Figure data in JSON
* begin *
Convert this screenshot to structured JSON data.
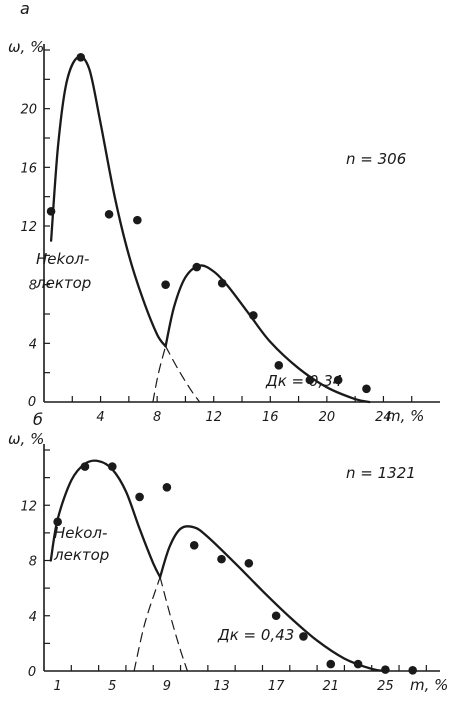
{
  "chart_data": [
    {
      "type": "scatter",
      "panel_label": "а",
      "ylabel": "ω, %",
      "xlabel": "m, %",
      "xlim": [
        0,
        28
      ],
      "ylim": [
        0,
        24
      ],
      "x_ticks": [
        4,
        8,
        12,
        16,
        20,
        24
      ],
      "x_tick_labels": [
        "4",
        "8",
        "12",
        "16",
        "20",
        "24"
      ],
      "y_ticks": [
        4,
        8,
        12,
        16,
        20
      ],
      "y_tick_labels": [
        "4",
        "8",
        "12",
        "16",
        "20"
      ],
      "origin_label": "0",
      "n_label": "n = 306",
      "d_label": "Дк = 0,34",
      "region_label_line1": "Неkол-",
      "region_label_line2": "лектор",
      "points": [
        {
          "x": 0.5,
          "y": 13.0
        },
        {
          "x": 2.6,
          "y": 23.5
        },
        {
          "x": 4.6,
          "y": 12.8
        },
        {
          "x": 6.6,
          "y": 12.4
        },
        {
          "x": 8.6,
          "y": 8.0
        },
        {
          "x": 10.8,
          "y": 9.2
        },
        {
          "x": 12.6,
          "y": 8.1
        },
        {
          "x": 14.8,
          "y": 5.9
        },
        {
          "x": 16.6,
          "y": 2.5
        },
        {
          "x": 18.8,
          "y": 1.5
        },
        {
          "x": 20.8,
          "y": 1.5
        },
        {
          "x": 22.8,
          "y": 0.9
        }
      ],
      "series": [
        {
          "style": "solid",
          "x": [
            0.5,
            1.0,
            1.6,
            2.4,
            3.2,
            4.0,
            5.0,
            6.0,
            7.0,
            8.0,
            8.6
          ],
          "y": [
            11.0,
            17.5,
            21.8,
            23.5,
            22.7,
            19.0,
            14.0,
            10.0,
            7.0,
            4.6,
            3.8
          ]
        },
        {
          "style": "dashed",
          "x": [
            8.6,
            9.5,
            10.4,
            11.0
          ],
          "y": [
            3.8,
            2.2,
            0.8,
            0.0
          ]
        },
        {
          "style": "solid",
          "x": [
            8.6,
            9.2,
            10.0,
            11.0,
            12.0,
            13.0,
            14.5,
            16.0,
            18.0,
            20.0,
            22.0,
            23.0
          ],
          "y": [
            3.8,
            6.5,
            8.5,
            9.3,
            8.9,
            7.9,
            6.0,
            4.1,
            2.3,
            1.0,
            0.2,
            0.0
          ]
        },
        {
          "style": "dashed",
          "x": [
            7.7,
            8.1,
            8.6
          ],
          "y": [
            0.0,
            2.0,
            3.8
          ]
        }
      ]
    },
    {
      "type": "scatter",
      "panel_label": "б",
      "ylabel": "ω, %",
      "xlabel": "m, %",
      "xlim": [
        0,
        29
      ],
      "ylim": [
        0,
        16
      ],
      "x_ticks": [
        1,
        5,
        9,
        13,
        17,
        21,
        25
      ],
      "x_tick_labels": [
        "1",
        "5",
        "9",
        "13",
        "17",
        "21",
        "25"
      ],
      "y_ticks": [
        4,
        8,
        12
      ],
      "y_tick_labels": [
        "4",
        "8",
        "12"
      ],
      "origin_label": "0",
      "n_label": "n = 1321",
      "d_label": "Дк = 0,43",
      "region_label_line1": "Неkол-",
      "region_label_line2": "лектор",
      "points": [
        {
          "x": 1.0,
          "y": 10.8
        },
        {
          "x": 3.0,
          "y": 14.8
        },
        {
          "x": 5.0,
          "y": 14.8
        },
        {
          "x": 7.0,
          "y": 12.6
        },
        {
          "x": 9.0,
          "y": 13.3
        },
        {
          "x": 11.0,
          "y": 9.1
        },
        {
          "x": 13.0,
          "y": 8.1
        },
        {
          "x": 15.0,
          "y": 7.8
        },
        {
          "x": 17.0,
          "y": 4.0
        },
        {
          "x": 19.0,
          "y": 2.5
        },
        {
          "x": 21.0,
          "y": 0.5
        },
        {
          "x": 23.0,
          "y": 0.5
        },
        {
          "x": 25.0,
          "y": 0.1
        },
        {
          "x": 27.0,
          "y": 0.05
        }
      ],
      "series": [
        {
          "style": "solid",
          "x": [
            0.5,
            1.0,
            2.0,
            3.0,
            4.0,
            5.0,
            6.0,
            7.0,
            8.0,
            8.5
          ],
          "y": [
            8.0,
            11.0,
            13.8,
            15.0,
            15.2,
            14.6,
            13.0,
            10.3,
            7.8,
            6.8
          ]
        },
        {
          "style": "dashed",
          "x": [
            8.5,
            9.2,
            9.9,
            10.5
          ],
          "y": [
            6.8,
            4.2,
            1.8,
            0.0
          ]
        },
        {
          "style": "solid",
          "x": [
            8.5,
            9.2,
            10.0,
            11.0,
            12.0,
            14.0,
            16.0,
            18.0,
            20.0,
            22.0,
            24.0,
            25.0
          ],
          "y": [
            6.8,
            9.0,
            10.3,
            10.4,
            9.7,
            7.8,
            5.8,
            3.9,
            2.2,
            0.9,
            0.15,
            0.0
          ]
        },
        {
          "style": "dashed",
          "x": [
            6.6,
            7.4,
            8.5
          ],
          "y": [
            0.0,
            3.5,
            6.8
          ]
        }
      ]
    }
  ]
}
* end *
Leaving out the pictures, repeat the data above exactly.

■ Final result ■
Convert this screenshot to structured JSON data.
{
  "chart_data": [
    {
      "type": "scatter",
      "panel_label": "а",
      "ylabel": "ω, %",
      "xlabel": "m, %",
      "xlim": [
        0,
        28
      ],
      "ylim": [
        0,
        24
      ],
      "x_ticks": [
        4,
        8,
        12,
        16,
        20,
        24
      ],
      "x_tick_labels": [
        "4",
        "8",
        "12",
        "16",
        "20",
        "24"
      ],
      "y_ticks": [
        4,
        8,
        12,
        16,
        20
      ],
      "y_tick_labels": [
        "4",
        "8",
        "12",
        "16",
        "20"
      ],
      "origin_label": "0",
      "n_label": "n = 306",
      "d_label": "Дк = 0,34",
      "region_label_line1": "Неkол-",
      "region_label_line2": "лектор",
      "points": [
        {
          "x": 0.5,
          "y": 13.0
        },
        {
          "x": 2.6,
          "y": 23.5
        },
        {
          "x": 4.6,
          "y": 12.8
        },
        {
          "x": 6.6,
          "y": 12.4
        },
        {
          "x": 8.6,
          "y": 8.0
        },
        {
          "x": 10.8,
          "y": 9.2
        },
        {
          "x": 12.6,
          "y": 8.1
        },
        {
          "x": 14.8,
          "y": 5.9
        },
        {
          "x": 16.6,
          "y": 2.5
        },
        {
          "x": 18.8,
          "y": 1.5
        },
        {
          "x": 20.8,
          "y": 1.5
        },
        {
          "x": 22.8,
          "y": 0.9
        }
      ],
      "series": [
        {
          "style": "solid",
          "x": [
            0.5,
            1.0,
            1.6,
            2.4,
            3.2,
            4.0,
            5.0,
            6.0,
            7.0,
            8.0,
            8.6
          ],
          "y": [
            11.0,
            17.5,
            21.8,
            23.5,
            22.7,
            19.0,
            14.0,
            10.0,
            7.0,
            4.6,
            3.8
          ]
        },
        {
          "style": "dashed",
          "x": [
            8.6,
            9.5,
            10.4,
            11.0
          ],
          "y": [
            3.8,
            2.2,
            0.8,
            0.0
          ]
        },
        {
          "style": "solid",
          "x": [
            8.6,
            9.2,
            10.0,
            11.0,
            12.0,
            13.0,
            14.5,
            16.0,
            18.0,
            20.0,
            22.0,
            23.0
          ],
          "y": [
            3.8,
            6.5,
            8.5,
            9.3,
            8.9,
            7.9,
            6.0,
            4.1,
            2.3,
            1.0,
            0.2,
            0.0
          ]
        },
        {
          "style": "dashed",
          "x": [
            7.7,
            8.1,
            8.6
          ],
          "y": [
            0.0,
            2.0,
            3.8
          ]
        }
      ]
    },
    {
      "type": "scatter",
      "panel_label": "б",
      "ylabel": "ω, %",
      "xlabel": "m, %",
      "xlim": [
        0,
        29
      ],
      "ylim": [
        0,
        16
      ],
      "x_ticks": [
        1,
        5,
        9,
        13,
        17,
        21,
        25
      ],
      "x_tick_labels": [
        "1",
        "5",
        "9",
        "13",
        "17",
        "21",
        "25"
      ],
      "y_ticks": [
        4,
        8,
        12
      ],
      "y_tick_labels": [
        "4",
        "8",
        "12"
      ],
      "origin_label": "0",
      "n_label": "n = 1321",
      "d_label": "Дк = 0,43",
      "region_label_line1": "Неkол-",
      "region_label_line2": "лектор",
      "points": [
        {
          "x": 1.0,
          "y": 10.8
        },
        {
          "x": 3.0,
          "y": 14.8
        },
        {
          "x": 5.0,
          "y": 14.8
        },
        {
          "x": 7.0,
          "y": 12.6
        },
        {
          "x": 9.0,
          "y": 13.3
        },
        {
          "x": 11.0,
          "y": 9.1
        },
        {
          "x": 13.0,
          "y": 8.1
        },
        {
          "x": 15.0,
          "y": 7.8
        },
        {
          "x": 17.0,
          "y": 4.0
        },
        {
          "x": 19.0,
          "y": 2.5
        },
        {
          "x": 21.0,
          "y": 0.5
        },
        {
          "x": 23.0,
          "y": 0.5
        },
        {
          "x": 25.0,
          "y": 0.1
        },
        {
          "x": 27.0,
          "y": 0.05
        }
      ],
      "series": [
        {
          "style": "solid",
          "x": [
            0.5,
            1.0,
            2.0,
            3.0,
            4.0,
            5.0,
            6.0,
            7.0,
            8.0,
            8.5
          ],
          "y": [
            8.0,
            11.0,
            13.8,
            15.0,
            15.2,
            14.6,
            13.0,
            10.3,
            7.8,
            6.8
          ]
        },
        {
          "style": "dashed",
          "x": [
            8.5,
            9.2,
            9.9,
            10.5
          ],
          "y": [
            6.8,
            4.2,
            1.8,
            0.0
          ]
        },
        {
          "style": "solid",
          "x": [
            8.5,
            9.2,
            10.0,
            11.0,
            12.0,
            14.0,
            16.0,
            18.0,
            20.0,
            22.0,
            24.0,
            25.0
          ],
          "y": [
            6.8,
            9.0,
            10.3,
            10.4,
            9.7,
            7.8,
            5.8,
            3.9,
            2.2,
            0.9,
            0.15,
            0.0
          ]
        },
        {
          "style": "dashed",
          "x": [
            6.6,
            7.4,
            8.5
          ],
          "y": [
            0.0,
            3.5,
            6.8
          ]
        }
      ]
    }
  ]
}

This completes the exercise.